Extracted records
** begin **

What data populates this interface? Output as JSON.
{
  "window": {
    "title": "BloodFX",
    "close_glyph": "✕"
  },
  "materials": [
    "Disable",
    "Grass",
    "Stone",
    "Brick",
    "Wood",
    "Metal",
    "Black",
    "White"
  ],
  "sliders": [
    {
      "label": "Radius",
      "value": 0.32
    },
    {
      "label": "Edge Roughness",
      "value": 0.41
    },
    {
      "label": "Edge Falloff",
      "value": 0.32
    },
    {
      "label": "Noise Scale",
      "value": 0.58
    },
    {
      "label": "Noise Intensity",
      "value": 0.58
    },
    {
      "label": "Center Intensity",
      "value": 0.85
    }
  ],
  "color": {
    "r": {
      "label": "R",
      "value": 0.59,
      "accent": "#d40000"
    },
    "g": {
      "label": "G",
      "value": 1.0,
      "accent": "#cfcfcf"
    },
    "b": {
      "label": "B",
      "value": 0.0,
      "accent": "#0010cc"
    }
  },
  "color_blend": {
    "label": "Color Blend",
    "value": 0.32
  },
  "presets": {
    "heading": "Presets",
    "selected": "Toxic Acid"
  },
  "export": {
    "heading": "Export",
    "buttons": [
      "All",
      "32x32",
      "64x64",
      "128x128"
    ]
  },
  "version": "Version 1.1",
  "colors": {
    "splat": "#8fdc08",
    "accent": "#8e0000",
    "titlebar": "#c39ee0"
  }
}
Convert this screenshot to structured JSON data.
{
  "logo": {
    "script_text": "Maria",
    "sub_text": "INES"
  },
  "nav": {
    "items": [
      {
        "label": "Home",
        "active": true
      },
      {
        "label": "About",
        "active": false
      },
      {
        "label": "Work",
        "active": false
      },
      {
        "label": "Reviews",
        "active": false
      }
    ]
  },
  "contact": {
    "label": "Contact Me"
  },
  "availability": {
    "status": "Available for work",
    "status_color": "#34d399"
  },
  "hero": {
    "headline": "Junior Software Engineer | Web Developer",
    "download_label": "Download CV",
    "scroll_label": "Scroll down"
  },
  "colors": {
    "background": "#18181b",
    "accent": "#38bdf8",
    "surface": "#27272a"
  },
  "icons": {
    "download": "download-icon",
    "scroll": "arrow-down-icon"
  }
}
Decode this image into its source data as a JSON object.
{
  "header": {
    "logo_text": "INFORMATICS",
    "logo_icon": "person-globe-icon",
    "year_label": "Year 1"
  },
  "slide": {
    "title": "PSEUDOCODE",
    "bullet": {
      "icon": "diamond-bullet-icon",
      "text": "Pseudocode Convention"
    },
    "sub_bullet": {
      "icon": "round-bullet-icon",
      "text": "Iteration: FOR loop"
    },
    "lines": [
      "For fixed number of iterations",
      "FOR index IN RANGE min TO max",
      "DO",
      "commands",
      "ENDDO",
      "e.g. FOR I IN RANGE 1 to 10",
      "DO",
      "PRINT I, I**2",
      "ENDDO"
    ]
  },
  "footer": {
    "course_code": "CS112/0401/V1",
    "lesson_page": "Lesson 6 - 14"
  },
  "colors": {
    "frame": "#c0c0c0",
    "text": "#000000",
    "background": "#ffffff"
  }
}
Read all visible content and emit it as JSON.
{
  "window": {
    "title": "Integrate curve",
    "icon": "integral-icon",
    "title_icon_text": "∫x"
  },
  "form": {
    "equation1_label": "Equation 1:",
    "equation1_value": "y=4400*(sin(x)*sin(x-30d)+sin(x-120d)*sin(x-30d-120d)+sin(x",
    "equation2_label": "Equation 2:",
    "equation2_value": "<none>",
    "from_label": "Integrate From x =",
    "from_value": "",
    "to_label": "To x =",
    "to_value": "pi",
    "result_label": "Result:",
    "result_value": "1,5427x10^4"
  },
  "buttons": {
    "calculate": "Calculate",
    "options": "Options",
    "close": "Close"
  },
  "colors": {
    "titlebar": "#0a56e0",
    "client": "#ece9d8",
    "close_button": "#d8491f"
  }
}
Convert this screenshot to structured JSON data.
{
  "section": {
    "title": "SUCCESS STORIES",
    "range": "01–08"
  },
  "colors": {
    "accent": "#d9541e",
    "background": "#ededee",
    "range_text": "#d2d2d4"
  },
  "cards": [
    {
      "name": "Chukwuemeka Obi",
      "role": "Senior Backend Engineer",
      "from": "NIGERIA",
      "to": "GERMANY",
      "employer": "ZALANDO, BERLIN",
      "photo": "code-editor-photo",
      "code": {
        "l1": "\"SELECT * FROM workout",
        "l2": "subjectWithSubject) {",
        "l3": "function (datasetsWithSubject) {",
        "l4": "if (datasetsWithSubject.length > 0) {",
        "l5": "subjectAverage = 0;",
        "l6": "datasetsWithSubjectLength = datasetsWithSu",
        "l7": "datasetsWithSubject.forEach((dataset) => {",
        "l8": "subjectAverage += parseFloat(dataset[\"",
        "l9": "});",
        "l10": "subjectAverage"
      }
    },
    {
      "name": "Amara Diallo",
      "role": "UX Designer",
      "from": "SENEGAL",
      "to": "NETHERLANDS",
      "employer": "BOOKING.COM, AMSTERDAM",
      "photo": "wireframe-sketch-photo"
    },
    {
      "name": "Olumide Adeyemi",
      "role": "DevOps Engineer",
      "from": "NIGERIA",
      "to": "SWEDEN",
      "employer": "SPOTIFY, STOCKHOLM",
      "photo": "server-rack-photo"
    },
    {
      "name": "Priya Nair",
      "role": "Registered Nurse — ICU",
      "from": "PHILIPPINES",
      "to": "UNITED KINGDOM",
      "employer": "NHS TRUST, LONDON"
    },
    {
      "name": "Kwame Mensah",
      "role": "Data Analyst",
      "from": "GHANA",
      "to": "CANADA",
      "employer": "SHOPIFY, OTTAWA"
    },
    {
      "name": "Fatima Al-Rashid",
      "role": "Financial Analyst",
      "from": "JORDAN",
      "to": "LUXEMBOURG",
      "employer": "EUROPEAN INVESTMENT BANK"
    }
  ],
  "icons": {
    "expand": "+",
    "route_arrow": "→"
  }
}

** end **

WRITTEN INSTRUCTION. Output every line above without altering anything.

PROBLEM SOLUTION.
What data populates this interface? Output as JSON.
{
  "window": {
    "title": "BloodFX",
    "close_glyph": "✕"
  },
  "materials": [
    "Disable",
    "Grass",
    "Stone",
    "Brick",
    "Wood",
    "Metal",
    "Black",
    "White"
  ],
  "sliders": [
    {
      "label": "Radius",
      "value": 0.32
    },
    {
      "label": "Edge Roughness",
      "value": 0.41
    },
    {
      "label": "Edge Falloff",
      "value": 0.32
    },
    {
      "label": "Noise Scale",
      "value": 0.58
    },
    {
      "label": "Noise Intensity",
      "value": 0.58
    },
    {
      "label": "Center Intensity",
      "value": 0.85
    }
  ],
  "color": {
    "r": {
      "label": "R",
      "value": 0.59,
      "accent": "#d40000"
    },
    "g": {
      "label": "G",
      "value": 1.0,
      "accent": "#cfcfcf"
    },
    "b": {
      "label": "B",
      "value": 0.0,
      "accent": "#0010cc"
    }
  },
  "color_blend": {
    "label": "Color Blend",
    "value": 0.32
  },
  "presets": {
    "heading": "Presets",
    "selected": "Toxic Acid"
  },
  "export": {
    "heading": "Export",
    "buttons": [
      "All",
      "32x32",
      "64x64",
      "128x128"
    ]
  },
  "version": "Version 1.1",
  "colors": {
    "splat": "#8fdc08",
    "accent": "#8e0000",
    "titlebar": "#c39ee0"
  }
}
Convert this screenshot to structured JSON data.
{
  "logo": {
    "script_text": "Maria",
    "sub_text": "INES"
  },
  "nav": {
    "items": [
      {
        "label": "Home",
        "active": true
      },
      {
        "label": "About",
        "active": false
      },
      {
        "label": "Work",
        "active": false
      },
      {
        "label": "Reviews",
        "active": false
      }
    ]
  },
  "contact": {
    "label": "Contact Me"
  },
  "availability": {
    "status": "Available for work",
    "status_color": "#34d399"
  },
  "hero": {
    "headline": "Junior Software Engineer | Web Developer",
    "download_label": "Download CV",
    "scroll_label": "Scroll down"
  },
  "colors": {
    "background": "#18181b",
    "accent": "#38bdf8",
    "surface": "#27272a"
  },
  "icons": {
    "download": "download-icon",
    "scroll": "arrow-down-icon"
  }
}
Decode this image into its source data as a JSON object.
{
  "header": {
    "logo_text": "INFORMATICS",
    "logo_icon": "person-globe-icon",
    "year_label": "Year 1"
  },
  "slide": {
    "title": "PSEUDOCODE",
    "bullet": {
      "icon": "diamond-bullet-icon",
      "text": "Pseudocode Convention"
    },
    "sub_bullet": {
      "icon": "round-bullet-icon",
      "text": "Iteration: FOR loop"
    },
    "lines": [
      "For fixed number of iterations",
      "FOR index IN RANGE min TO max",
      "DO",
      "commands",
      "ENDDO",
      "e.g. FOR I IN RANGE 1 to 10",
      "DO",
      "PRINT I, I**2",
      "ENDDO"
    ]
  },
  "footer": {
    "course_code": "CS112/0401/V1",
    "lesson_page": "Lesson 6 - 14"
  },
  "colors": {
    "frame": "#c0c0c0",
    "text": "#000000",
    "background": "#ffffff"
  }
}
Read all visible content and emit it as JSON.
{
  "window": {
    "title": "Integrate curve",
    "icon": "integral-icon",
    "title_icon_text": "∫x"
  },
  "form": {
    "equation1_label": "Equation 1:",
    "equation1_value": "y=4400*(sin(x)*sin(x-30d)+sin(x-120d)*sin(x-30d-120d)+sin(x",
    "equation2_label": "Equation 2:",
    "equation2_value": "<none>",
    "from_label": "Integrate From x =",
    "from_value": "",
    "to_label": "To x =",
    "to_value": "pi",
    "result_label": "Result:",
    "result_value": "1,5427x10^4"
  },
  "buttons": {
    "calculate": "Calculate",
    "options": "Options",
    "close": "Close"
  },
  "colors": {
    "titlebar": "#0a56e0",
    "client": "#ece9d8",
    "close_button": "#d8491f"
  }
}
Convert this screenshot to structured JSON data.
{
  "section": {
    "title": "SUCCESS STORIES",
    "range": "01–08"
  },
  "colors": {
    "accent": "#d9541e",
    "background": "#ededee",
    "range_text": "#d2d2d4"
  },
  "cards": [
    {
      "name": "Chukwuemeka Obi",
      "role": "Senior Backend Engineer",
      "from": "NIGERIA",
      "to": "GERMANY",
      "employer": "ZALANDO, BERLIN",
      "photo": "code-editor-photo",
      "code": {
        "l1": "\"SELECT * FROM workout",
        "l2": "subjectWithSubject) {",
        "l3": "function (datasetsWithSubject) {",
        "l4": "if (datasetsWithSubject.length > 0) {",
        "l5": "subjectAverage = 0;",
        "l6": "datasetsWithSubjectLength = datasetsWithSu",
        "l7": "datasetsWithSubject.forEach((dataset) => {",
        "l8": "subjectAverage += parseFloat(dataset[\"",
        "l9": "});",
        "l10": "subjectAverage"
      }
    },
    {
      "name": "Amara Diallo",
      "role": "UX Designer",
      "from": "SENEGAL",
      "to": "NETHERLANDS",
      "employer": "BOOKING.COM, AMSTERDAM",
      "photo": "wireframe-sketch-photo"
    },
    {
      "name": "Olumide Adeyemi",
      "role": "DevOps Engineer",
      "from": "NIGERIA",
      "to": "SWEDEN",
      "employer": "SPOTIFY, STOCKHOLM",
      "photo": "server-rack-photo"
    },
    {
      "name": "Priya Nair",
      "role": "Registered Nurse — ICU",
      "from": "PHILIPPINES",
      "to": "UNITED KINGDOM",
      "employer": "NHS TRUST, LONDON"
    },
    {
      "name": "Kwame Mensah",
      "role": "Data Analyst",
      "from": "GHANA",
      "to": "CANADA",
      "employer": "SHOPIFY, OTTAWA"
    },
    {
      "name": "Fatima Al-Rashid",
      "role": "Financial Analyst",
      "from": "JORDAN",
      "to": "LUXEMBOURG",
      "employer": "EUROPEAN INVESTMENT BANK"
    }
  ],
  "icons": {
    "expand": "+",
    "route_arrow": "→"
  }
}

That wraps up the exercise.